[Figure record extracts]
■ ■ ■ ■ ■ ■ ■

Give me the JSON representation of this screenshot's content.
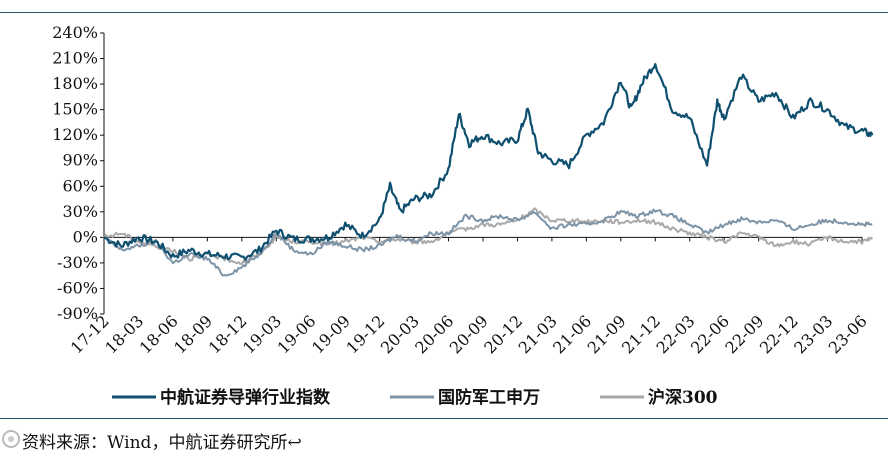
{
  "chart_data": {
    "type": "line",
    "title": "",
    "xlabel": "",
    "ylabel": "",
    "y_ticks": [
      "240%",
      "210%",
      "180%",
      "150%",
      "120%",
      "90%",
      "60%",
      "30%",
      "0%",
      "-30%",
      "-60%",
      "-90%"
    ],
    "ylim": [
      -90,
      240
    ],
    "x_ticks": [
      "17-12",
      "18-03",
      "18-06",
      "18-09",
      "18-12",
      "19-03",
      "19-06",
      "19-09",
      "19-12",
      "20-03",
      "20-06",
      "20-09",
      "20-12",
      "21-03",
      "21-06",
      "21-09",
      "21-12",
      "22-03",
      "22-06",
      "22-09",
      "22-12",
      "23-03",
      "23-06"
    ],
    "legend_position": "bottom",
    "grid": false,
    "series": [
      {
        "name": "中航证券导弹行业指数",
        "color": "#0f4f6f",
        "values": [
          [
            0,
            0
          ],
          [
            0.5,
            -10
          ],
          [
            1,
            0
          ],
          [
            1.5,
            -5
          ],
          [
            2,
            -22
          ],
          [
            2.5,
            -15
          ],
          [
            3,
            -20
          ],
          [
            3.5,
            -22
          ],
          [
            4,
            -24
          ],
          [
            4.5,
            -15
          ],
          [
            5,
            8
          ],
          [
            5.5,
            -2
          ],
          [
            6,
            -2
          ],
          [
            6.5,
            0
          ],
          [
            7,
            15
          ],
          [
            7.5,
            2
          ],
          [
            8,
            20
          ],
          [
            8.3,
            60
          ],
          [
            8.6,
            30
          ],
          [
            9,
            45
          ],
          [
            9.5,
            50
          ],
          [
            10,
            80
          ],
          [
            10.3,
            145
          ],
          [
            10.6,
            110
          ],
          [
            11,
            120
          ],
          [
            11.5,
            110
          ],
          [
            12,
            115
          ],
          [
            12.3,
            150
          ],
          [
            12.6,
            100
          ],
          [
            13,
            90
          ],
          [
            13.5,
            85
          ],
          [
            14,
            120
          ],
          [
            14.5,
            135
          ],
          [
            15,
            185
          ],
          [
            15.3,
            150
          ],
          [
            15.6,
            180
          ],
          [
            16,
            205
          ],
          [
            16.5,
            150
          ],
          [
            17,
            140
          ],
          [
            17.5,
            85
          ],
          [
            17.8,
            160
          ],
          [
            18,
            140
          ],
          [
            18.5,
            190
          ],
          [
            19,
            160
          ],
          [
            19.5,
            170
          ],
          [
            20,
            140
          ],
          [
            20.5,
            160
          ],
          [
            21,
            150
          ],
          [
            21.5,
            130
          ],
          [
            22,
            125
          ],
          [
            22.3,
            120
          ]
        ]
      },
      {
        "name": "国防军工申万",
        "color": "#7d93a6",
        "values": [
          [
            0,
            0
          ],
          [
            0.5,
            -15
          ],
          [
            1,
            -10
          ],
          [
            1.5,
            -5
          ],
          [
            2,
            -30
          ],
          [
            2.5,
            -20
          ],
          [
            3,
            -25
          ],
          [
            3.5,
            -45
          ],
          [
            4,
            -35
          ],
          [
            4.5,
            -20
          ],
          [
            5,
            5
          ],
          [
            5.5,
            -15
          ],
          [
            6,
            -20
          ],
          [
            6.5,
            -5
          ],
          [
            7,
            -10
          ],
          [
            7.5,
            -15
          ],
          [
            8,
            -10
          ],
          [
            8.5,
            2
          ],
          [
            9,
            -5
          ],
          [
            9.5,
            5
          ],
          [
            10,
            5
          ],
          [
            10.5,
            25
          ],
          [
            11,
            20
          ],
          [
            11.5,
            25
          ],
          [
            12,
            20
          ],
          [
            12.5,
            30
          ],
          [
            13,
            10
          ],
          [
            13.5,
            15
          ],
          [
            14,
            15
          ],
          [
            14.5,
            20
          ],
          [
            15,
            30
          ],
          [
            15.5,
            25
          ],
          [
            16,
            32
          ],
          [
            16.5,
            25
          ],
          [
            17,
            15
          ],
          [
            17.5,
            5
          ],
          [
            18,
            15
          ],
          [
            18.5,
            22
          ],
          [
            19,
            18
          ],
          [
            19.5,
            20
          ],
          [
            20,
            10
          ],
          [
            20.5,
            15
          ],
          [
            21,
            20
          ],
          [
            21.5,
            18
          ],
          [
            22,
            15
          ],
          [
            22.3,
            15
          ]
        ]
      },
      {
        "name": "沪深300",
        "color": "#a9a9a9",
        "values": [
          [
            0,
            0
          ],
          [
            0.5,
            5
          ],
          [
            1,
            -5
          ],
          [
            1.5,
            -10
          ],
          [
            2,
            -15
          ],
          [
            2.5,
            -25
          ],
          [
            3,
            -20
          ],
          [
            3.5,
            -25
          ],
          [
            4,
            -30
          ],
          [
            4.5,
            -20
          ],
          [
            5,
            0
          ],
          [
            5.5,
            -5
          ],
          [
            6,
            -5
          ],
          [
            6.5,
            -8
          ],
          [
            7,
            -5
          ],
          [
            7.5,
            0
          ],
          [
            8,
            -5
          ],
          [
            8.5,
            -2
          ],
          [
            9,
            -5
          ],
          [
            9.5,
            -5
          ],
          [
            10,
            5
          ],
          [
            10.5,
            10
          ],
          [
            11,
            15
          ],
          [
            11.5,
            15
          ],
          [
            12,
            20
          ],
          [
            12.5,
            32
          ],
          [
            13,
            20
          ],
          [
            13.5,
            20
          ],
          [
            14,
            18
          ],
          [
            14.5,
            20
          ],
          [
            15,
            18
          ],
          [
            15.5,
            20
          ],
          [
            16,
            18
          ],
          [
            16.5,
            10
          ],
          [
            17,
            5
          ],
          [
            17.5,
            0
          ],
          [
            18,
            -5
          ],
          [
            18.5,
            5
          ],
          [
            19,
            0
          ],
          [
            19.5,
            -10
          ],
          [
            20,
            -5
          ],
          [
            20.5,
            -8
          ],
          [
            21,
            0
          ],
          [
            21.5,
            -5
          ],
          [
            22,
            -5
          ],
          [
            22.3,
            -2
          ]
        ]
      }
    ]
  },
  "source": "资料来源：Wind，中航证券研究所↩"
}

■ ■ ■ ■ ■ ■ ■

## Written problem
Repeat everything in the records precisely. Images are excluded from the copy.

## Solution for this exercise
Give me the JSON representation of this screenshot's content.
{
  "chart_data": {
    "type": "line",
    "title": "",
    "xlabel": "",
    "ylabel": "",
    "y_ticks": [
      "240%",
      "210%",
      "180%",
      "150%",
      "120%",
      "90%",
      "60%",
      "30%",
      "0%",
      "-30%",
      "-60%",
      "-90%"
    ],
    "ylim": [
      -90,
      240
    ],
    "x_ticks": [
      "17-12",
      "18-03",
      "18-06",
      "18-09",
      "18-12",
      "19-03",
      "19-06",
      "19-09",
      "19-12",
      "20-03",
      "20-06",
      "20-09",
      "20-12",
      "21-03",
      "21-06",
      "21-09",
      "21-12",
      "22-03",
      "22-06",
      "22-09",
      "22-12",
      "23-03",
      "23-06"
    ],
    "legend_position": "bottom",
    "grid": false,
    "series": [
      {
        "name": "中航证券导弹行业指数",
        "color": "#0f4f6f",
        "values": [
          [
            0,
            0
          ],
          [
            0.5,
            -10
          ],
          [
            1,
            0
          ],
          [
            1.5,
            -5
          ],
          [
            2,
            -22
          ],
          [
            2.5,
            -15
          ],
          [
            3,
            -20
          ],
          [
            3.5,
            -22
          ],
          [
            4,
            -24
          ],
          [
            4.5,
            -15
          ],
          [
            5,
            8
          ],
          [
            5.5,
            -2
          ],
          [
            6,
            -2
          ],
          [
            6.5,
            0
          ],
          [
            7,
            15
          ],
          [
            7.5,
            2
          ],
          [
            8,
            20
          ],
          [
            8.3,
            60
          ],
          [
            8.6,
            30
          ],
          [
            9,
            45
          ],
          [
            9.5,
            50
          ],
          [
            10,
            80
          ],
          [
            10.3,
            145
          ],
          [
            10.6,
            110
          ],
          [
            11,
            120
          ],
          [
            11.5,
            110
          ],
          [
            12,
            115
          ],
          [
            12.3,
            150
          ],
          [
            12.6,
            100
          ],
          [
            13,
            90
          ],
          [
            13.5,
            85
          ],
          [
            14,
            120
          ],
          [
            14.5,
            135
          ],
          [
            15,
            185
          ],
          [
            15.3,
            150
          ],
          [
            15.6,
            180
          ],
          [
            16,
            205
          ],
          [
            16.5,
            150
          ],
          [
            17,
            140
          ],
          [
            17.5,
            85
          ],
          [
            17.8,
            160
          ],
          [
            18,
            140
          ],
          [
            18.5,
            190
          ],
          [
            19,
            160
          ],
          [
            19.5,
            170
          ],
          [
            20,
            140
          ],
          [
            20.5,
            160
          ],
          [
            21,
            150
          ],
          [
            21.5,
            130
          ],
          [
            22,
            125
          ],
          [
            22.3,
            120
          ]
        ]
      },
      {
        "name": "国防军工申万",
        "color": "#7d93a6",
        "values": [
          [
            0,
            0
          ],
          [
            0.5,
            -15
          ],
          [
            1,
            -10
          ],
          [
            1.5,
            -5
          ],
          [
            2,
            -30
          ],
          [
            2.5,
            -20
          ],
          [
            3,
            -25
          ],
          [
            3.5,
            -45
          ],
          [
            4,
            -35
          ],
          [
            4.5,
            -20
          ],
          [
            5,
            5
          ],
          [
            5.5,
            -15
          ],
          [
            6,
            -20
          ],
          [
            6.5,
            -5
          ],
          [
            7,
            -10
          ],
          [
            7.5,
            -15
          ],
          [
            8,
            -10
          ],
          [
            8.5,
            2
          ],
          [
            9,
            -5
          ],
          [
            9.5,
            5
          ],
          [
            10,
            5
          ],
          [
            10.5,
            25
          ],
          [
            11,
            20
          ],
          [
            11.5,
            25
          ],
          [
            12,
            20
          ],
          [
            12.5,
            30
          ],
          [
            13,
            10
          ],
          [
            13.5,
            15
          ],
          [
            14,
            15
          ],
          [
            14.5,
            20
          ],
          [
            15,
            30
          ],
          [
            15.5,
            25
          ],
          [
            16,
            32
          ],
          [
            16.5,
            25
          ],
          [
            17,
            15
          ],
          [
            17.5,
            5
          ],
          [
            18,
            15
          ],
          [
            18.5,
            22
          ],
          [
            19,
            18
          ],
          [
            19.5,
            20
          ],
          [
            20,
            10
          ],
          [
            20.5,
            15
          ],
          [
            21,
            20
          ],
          [
            21.5,
            18
          ],
          [
            22,
            15
          ],
          [
            22.3,
            15
          ]
        ]
      },
      {
        "name": "沪深300",
        "color": "#a9a9a9",
        "values": [
          [
            0,
            0
          ],
          [
            0.5,
            5
          ],
          [
            1,
            -5
          ],
          [
            1.5,
            -10
          ],
          [
            2,
            -15
          ],
          [
            2.5,
            -25
          ],
          [
            3,
            -20
          ],
          [
            3.5,
            -25
          ],
          [
            4,
            -30
          ],
          [
            4.5,
            -20
          ],
          [
            5,
            0
          ],
          [
            5.5,
            -5
          ],
          [
            6,
            -5
          ],
          [
            6.5,
            -8
          ],
          [
            7,
            -5
          ],
          [
            7.5,
            0
          ],
          [
            8,
            -5
          ],
          [
            8.5,
            -2
          ],
          [
            9,
            -5
          ],
          [
            9.5,
            -5
          ],
          [
            10,
            5
          ],
          [
            10.5,
            10
          ],
          [
            11,
            15
          ],
          [
            11.5,
            15
          ],
          [
            12,
            20
          ],
          [
            12.5,
            32
          ],
          [
            13,
            20
          ],
          [
            13.5,
            20
          ],
          [
            14,
            18
          ],
          [
            14.5,
            20
          ],
          [
            15,
            18
          ],
          [
            15.5,
            20
          ],
          [
            16,
            18
          ],
          [
            16.5,
            10
          ],
          [
            17,
            5
          ],
          [
            17.5,
            0
          ],
          [
            18,
            -5
          ],
          [
            18.5,
            5
          ],
          [
            19,
            0
          ],
          [
            19.5,
            -10
          ],
          [
            20,
            -5
          ],
          [
            20.5,
            -8
          ],
          [
            21,
            0
          ],
          [
            21.5,
            -5
          ],
          [
            22,
            -5
          ],
          [
            22.3,
            -2
          ]
        ]
      }
    ]
  },
  "source": "资料来源：Wind，中航证券研究所↩"
}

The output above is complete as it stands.